##### RECORDS SUPPLIED #####
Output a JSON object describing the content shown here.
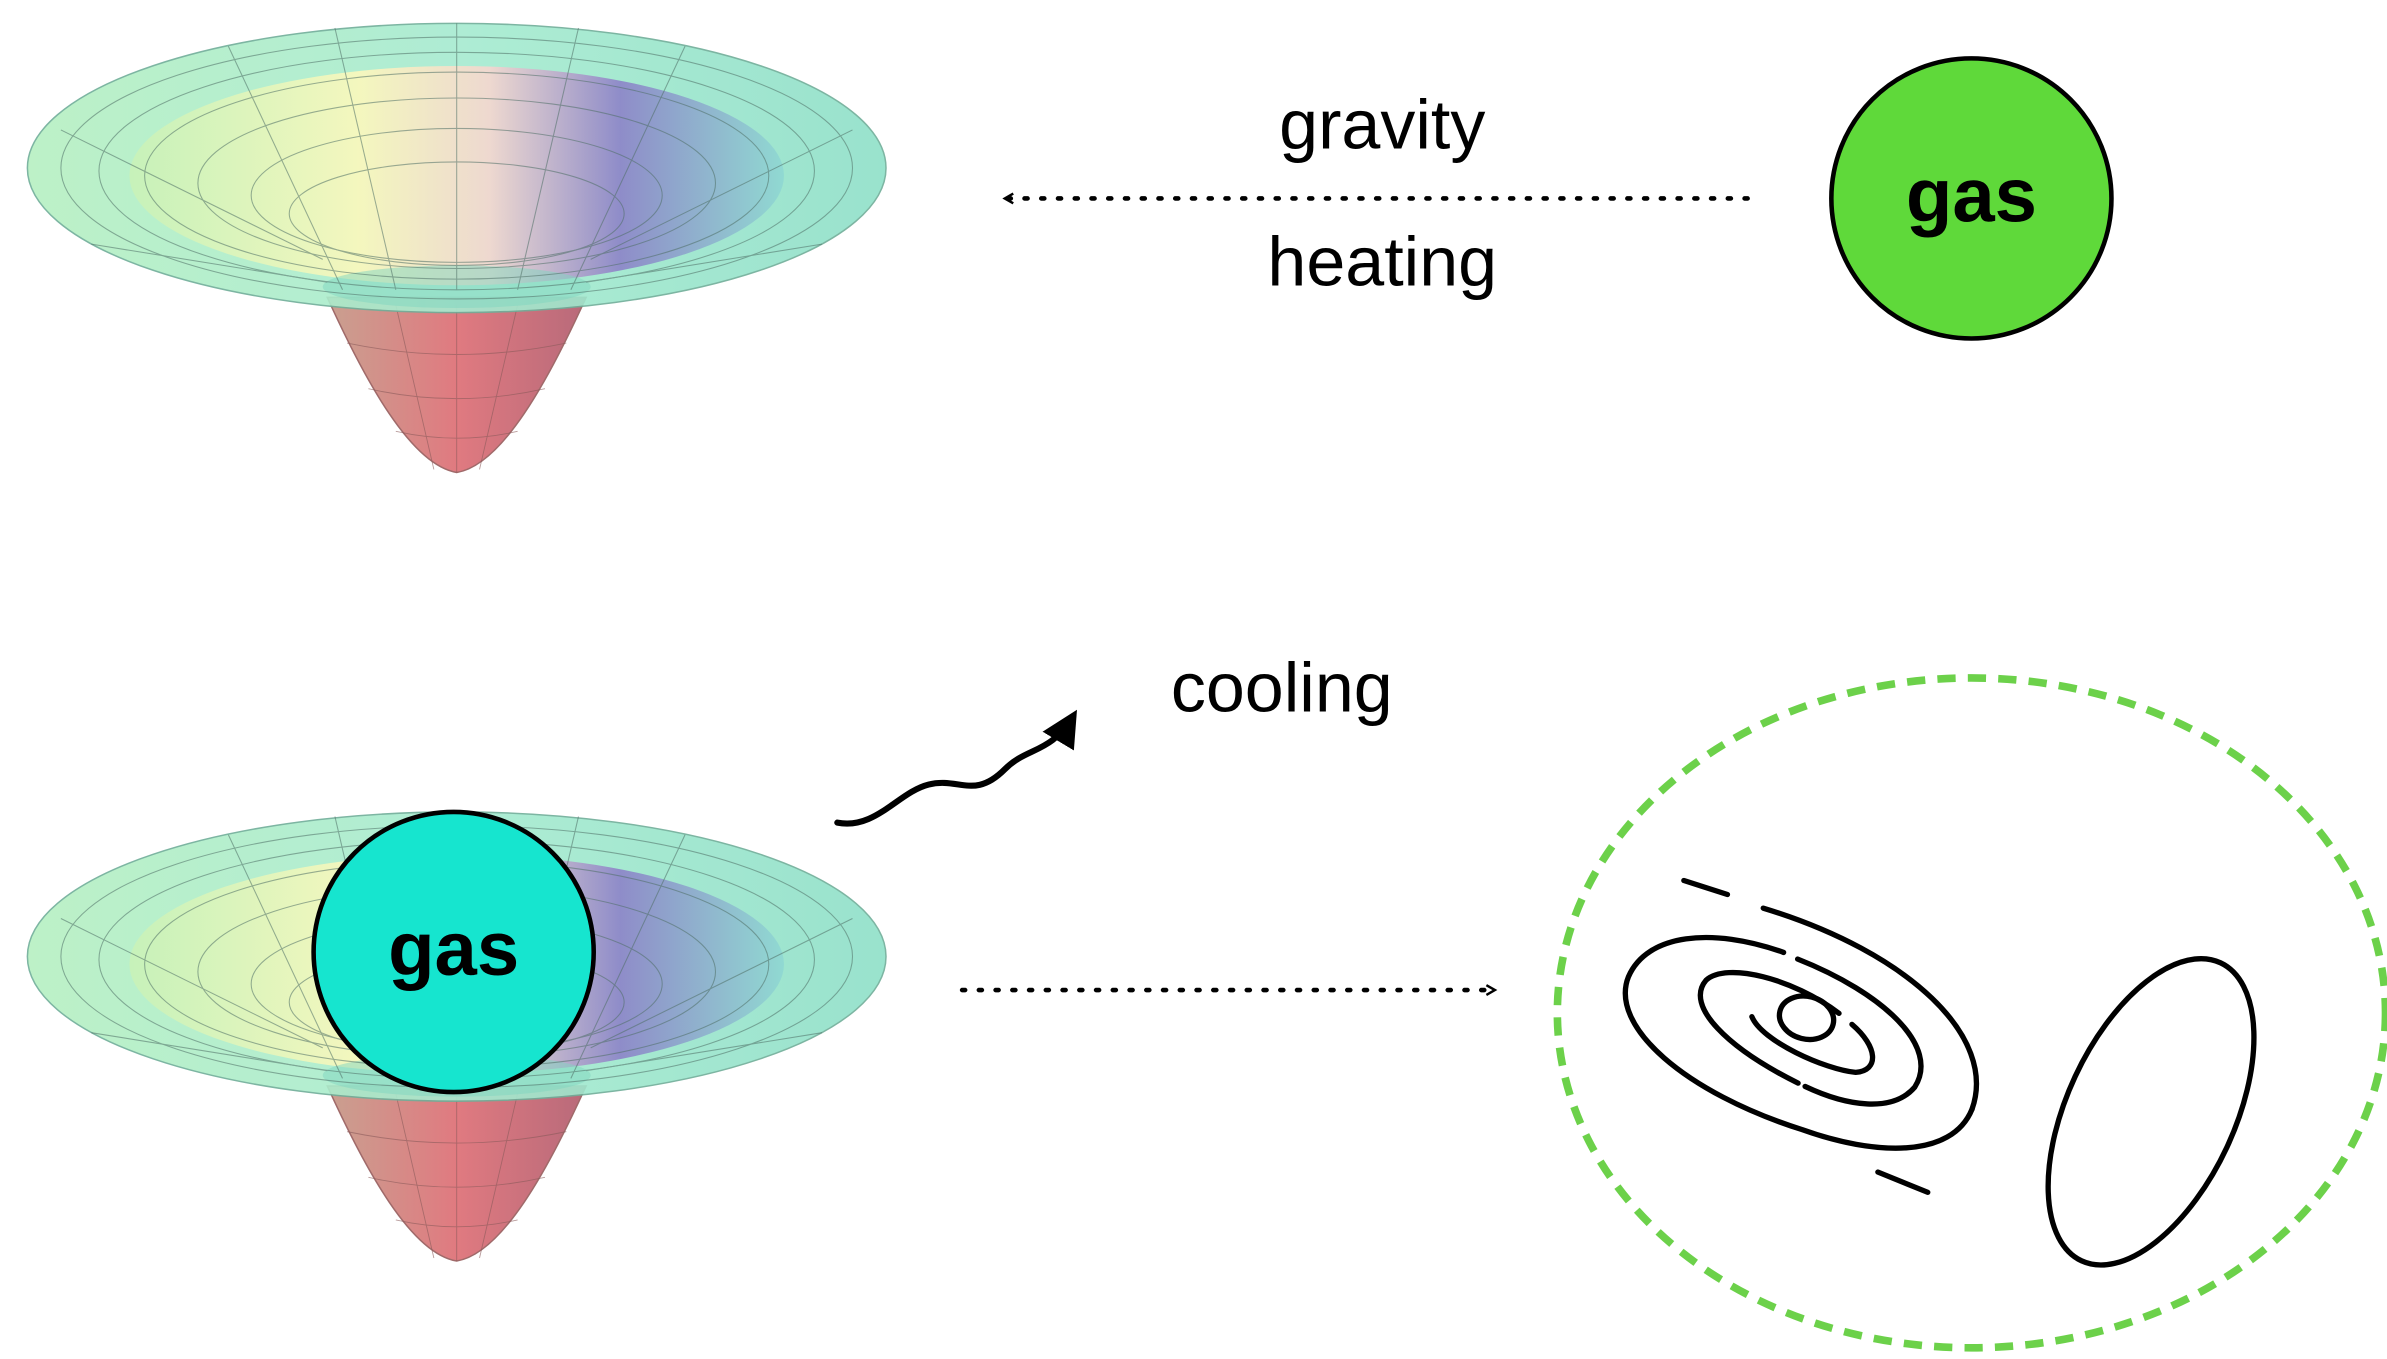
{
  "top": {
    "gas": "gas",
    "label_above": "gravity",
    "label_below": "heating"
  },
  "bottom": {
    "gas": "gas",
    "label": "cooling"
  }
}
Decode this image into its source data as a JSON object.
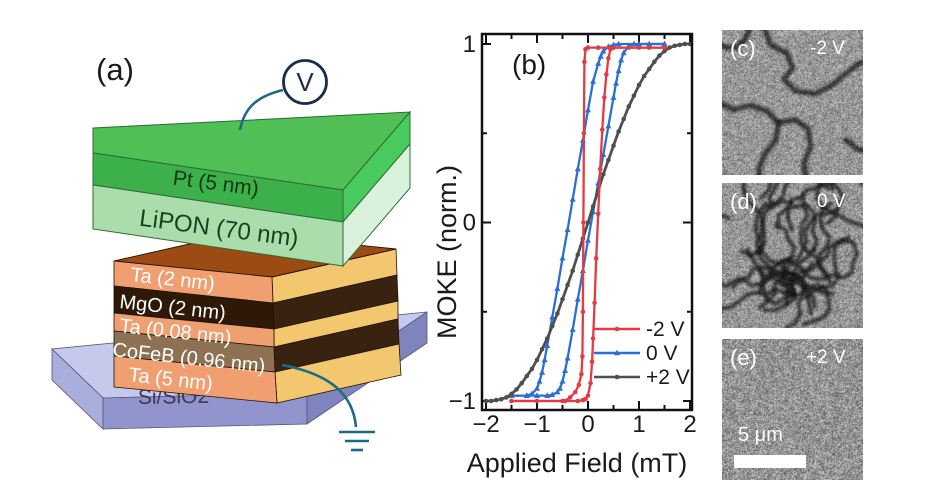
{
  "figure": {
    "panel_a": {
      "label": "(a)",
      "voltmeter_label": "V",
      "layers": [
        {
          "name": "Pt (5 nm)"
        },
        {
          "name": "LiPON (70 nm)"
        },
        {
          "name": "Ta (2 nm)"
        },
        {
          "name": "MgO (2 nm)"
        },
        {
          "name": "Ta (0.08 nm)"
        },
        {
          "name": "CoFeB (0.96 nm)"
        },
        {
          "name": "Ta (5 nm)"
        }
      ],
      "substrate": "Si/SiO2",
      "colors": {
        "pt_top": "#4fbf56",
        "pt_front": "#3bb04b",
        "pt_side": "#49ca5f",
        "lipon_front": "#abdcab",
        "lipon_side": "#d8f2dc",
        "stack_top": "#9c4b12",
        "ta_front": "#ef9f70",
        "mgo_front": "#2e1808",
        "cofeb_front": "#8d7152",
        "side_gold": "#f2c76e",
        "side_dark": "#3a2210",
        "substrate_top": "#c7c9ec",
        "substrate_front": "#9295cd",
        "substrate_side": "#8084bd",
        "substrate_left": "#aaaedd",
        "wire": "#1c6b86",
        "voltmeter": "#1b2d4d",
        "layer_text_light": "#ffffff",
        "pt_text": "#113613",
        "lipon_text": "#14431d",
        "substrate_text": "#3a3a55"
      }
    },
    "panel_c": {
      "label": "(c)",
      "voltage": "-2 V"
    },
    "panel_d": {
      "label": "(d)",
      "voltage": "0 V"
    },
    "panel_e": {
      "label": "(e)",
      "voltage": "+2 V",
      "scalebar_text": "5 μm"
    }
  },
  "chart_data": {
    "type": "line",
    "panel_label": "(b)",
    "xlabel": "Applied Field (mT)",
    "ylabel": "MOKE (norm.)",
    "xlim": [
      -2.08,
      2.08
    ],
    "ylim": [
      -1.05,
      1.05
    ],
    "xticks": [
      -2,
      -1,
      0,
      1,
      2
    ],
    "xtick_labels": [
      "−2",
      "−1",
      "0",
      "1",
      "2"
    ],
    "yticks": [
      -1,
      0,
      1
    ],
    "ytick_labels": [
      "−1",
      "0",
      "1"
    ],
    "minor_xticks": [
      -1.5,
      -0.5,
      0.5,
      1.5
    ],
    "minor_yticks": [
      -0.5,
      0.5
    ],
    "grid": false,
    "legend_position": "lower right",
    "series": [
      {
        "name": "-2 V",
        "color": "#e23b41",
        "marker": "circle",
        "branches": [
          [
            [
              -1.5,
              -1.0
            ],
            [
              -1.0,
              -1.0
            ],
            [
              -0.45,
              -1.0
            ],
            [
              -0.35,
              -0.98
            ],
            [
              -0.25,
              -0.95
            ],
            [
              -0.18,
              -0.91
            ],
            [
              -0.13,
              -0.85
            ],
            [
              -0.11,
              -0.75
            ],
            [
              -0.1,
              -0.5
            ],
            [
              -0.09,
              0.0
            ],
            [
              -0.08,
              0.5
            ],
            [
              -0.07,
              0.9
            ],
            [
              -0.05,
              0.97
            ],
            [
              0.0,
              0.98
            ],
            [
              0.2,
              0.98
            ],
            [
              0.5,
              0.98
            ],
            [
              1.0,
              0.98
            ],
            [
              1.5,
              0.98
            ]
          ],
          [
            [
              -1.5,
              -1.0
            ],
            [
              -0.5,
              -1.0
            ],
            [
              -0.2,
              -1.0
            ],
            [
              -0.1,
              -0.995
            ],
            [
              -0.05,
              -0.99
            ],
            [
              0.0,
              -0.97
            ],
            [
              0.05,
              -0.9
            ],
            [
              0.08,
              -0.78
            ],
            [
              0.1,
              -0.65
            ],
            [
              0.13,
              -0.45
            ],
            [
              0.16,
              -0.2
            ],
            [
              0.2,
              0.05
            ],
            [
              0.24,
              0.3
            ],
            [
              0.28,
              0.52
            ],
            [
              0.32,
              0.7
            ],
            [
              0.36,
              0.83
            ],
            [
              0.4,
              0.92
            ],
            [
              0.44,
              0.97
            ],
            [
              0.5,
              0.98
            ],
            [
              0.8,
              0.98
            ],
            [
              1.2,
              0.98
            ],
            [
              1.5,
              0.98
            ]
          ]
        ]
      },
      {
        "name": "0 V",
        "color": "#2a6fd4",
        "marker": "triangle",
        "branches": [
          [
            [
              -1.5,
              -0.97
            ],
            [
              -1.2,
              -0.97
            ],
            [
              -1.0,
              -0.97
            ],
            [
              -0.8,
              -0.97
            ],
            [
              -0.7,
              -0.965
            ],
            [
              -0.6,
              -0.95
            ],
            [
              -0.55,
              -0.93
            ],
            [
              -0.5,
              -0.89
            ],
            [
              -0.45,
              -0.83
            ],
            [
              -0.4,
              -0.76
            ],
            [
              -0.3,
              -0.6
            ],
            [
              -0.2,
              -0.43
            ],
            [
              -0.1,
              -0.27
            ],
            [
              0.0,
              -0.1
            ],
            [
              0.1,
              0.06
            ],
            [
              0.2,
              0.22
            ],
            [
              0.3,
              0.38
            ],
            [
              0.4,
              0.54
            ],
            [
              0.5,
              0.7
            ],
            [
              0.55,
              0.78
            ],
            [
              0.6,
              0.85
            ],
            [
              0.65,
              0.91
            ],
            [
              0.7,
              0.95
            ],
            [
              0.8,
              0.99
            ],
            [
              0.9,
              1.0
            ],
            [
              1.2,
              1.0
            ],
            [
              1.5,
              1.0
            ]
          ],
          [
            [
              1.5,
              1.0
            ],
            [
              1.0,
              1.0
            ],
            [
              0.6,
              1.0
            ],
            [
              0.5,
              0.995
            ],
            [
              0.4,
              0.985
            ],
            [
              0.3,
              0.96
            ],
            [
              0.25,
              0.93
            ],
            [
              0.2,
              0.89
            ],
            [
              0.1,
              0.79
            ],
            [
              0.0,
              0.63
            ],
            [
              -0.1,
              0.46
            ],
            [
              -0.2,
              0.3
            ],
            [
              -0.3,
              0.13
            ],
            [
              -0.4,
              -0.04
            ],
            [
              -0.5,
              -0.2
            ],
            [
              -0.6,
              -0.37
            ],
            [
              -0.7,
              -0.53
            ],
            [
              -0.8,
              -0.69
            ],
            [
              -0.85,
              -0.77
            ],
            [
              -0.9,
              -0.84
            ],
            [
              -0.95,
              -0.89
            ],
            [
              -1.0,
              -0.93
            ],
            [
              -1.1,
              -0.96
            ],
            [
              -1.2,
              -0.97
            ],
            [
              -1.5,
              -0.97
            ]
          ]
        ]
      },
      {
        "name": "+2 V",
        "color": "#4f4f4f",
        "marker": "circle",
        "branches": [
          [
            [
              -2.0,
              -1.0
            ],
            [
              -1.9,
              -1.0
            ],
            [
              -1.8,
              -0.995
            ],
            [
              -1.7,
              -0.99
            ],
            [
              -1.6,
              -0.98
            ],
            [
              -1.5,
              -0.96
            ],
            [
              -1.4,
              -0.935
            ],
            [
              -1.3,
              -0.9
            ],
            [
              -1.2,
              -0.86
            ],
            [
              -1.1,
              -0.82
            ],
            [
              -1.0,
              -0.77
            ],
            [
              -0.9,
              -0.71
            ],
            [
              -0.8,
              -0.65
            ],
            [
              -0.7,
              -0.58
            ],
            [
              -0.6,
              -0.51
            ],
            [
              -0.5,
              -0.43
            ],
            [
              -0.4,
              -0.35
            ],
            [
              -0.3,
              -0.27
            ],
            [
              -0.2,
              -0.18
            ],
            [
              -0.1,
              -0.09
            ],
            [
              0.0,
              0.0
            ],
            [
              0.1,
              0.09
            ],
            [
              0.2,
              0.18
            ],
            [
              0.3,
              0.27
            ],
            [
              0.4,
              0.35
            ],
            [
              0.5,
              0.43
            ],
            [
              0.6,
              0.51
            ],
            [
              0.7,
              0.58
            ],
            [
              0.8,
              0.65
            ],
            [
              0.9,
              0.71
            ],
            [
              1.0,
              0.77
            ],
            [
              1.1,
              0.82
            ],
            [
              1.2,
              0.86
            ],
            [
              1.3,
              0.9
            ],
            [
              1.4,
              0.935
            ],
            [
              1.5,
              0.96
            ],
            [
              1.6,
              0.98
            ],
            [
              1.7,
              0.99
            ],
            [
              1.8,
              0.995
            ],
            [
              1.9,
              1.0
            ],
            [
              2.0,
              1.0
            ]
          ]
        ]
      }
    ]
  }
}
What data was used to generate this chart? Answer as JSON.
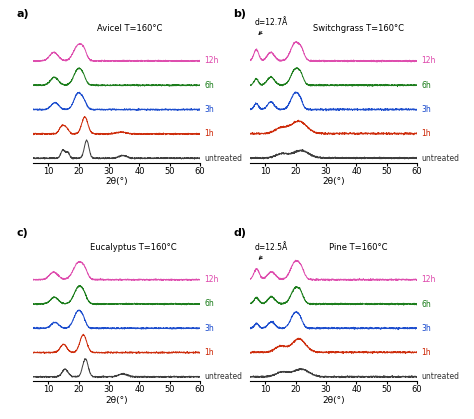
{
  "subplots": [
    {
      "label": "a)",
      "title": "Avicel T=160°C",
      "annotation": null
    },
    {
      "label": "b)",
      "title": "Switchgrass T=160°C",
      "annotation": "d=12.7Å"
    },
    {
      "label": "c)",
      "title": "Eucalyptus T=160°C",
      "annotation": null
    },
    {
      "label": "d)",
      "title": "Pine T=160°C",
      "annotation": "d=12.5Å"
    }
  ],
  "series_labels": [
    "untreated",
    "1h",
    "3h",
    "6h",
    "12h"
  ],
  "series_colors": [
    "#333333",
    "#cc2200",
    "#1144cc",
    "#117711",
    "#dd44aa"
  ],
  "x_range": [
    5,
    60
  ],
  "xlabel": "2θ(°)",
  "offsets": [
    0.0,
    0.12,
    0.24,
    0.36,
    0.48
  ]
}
#####
Out of the material above, select every line that holds the string "this".

Decode this image into its source data as a JSON object.
What data was used to generate this chart? Answer as JSON.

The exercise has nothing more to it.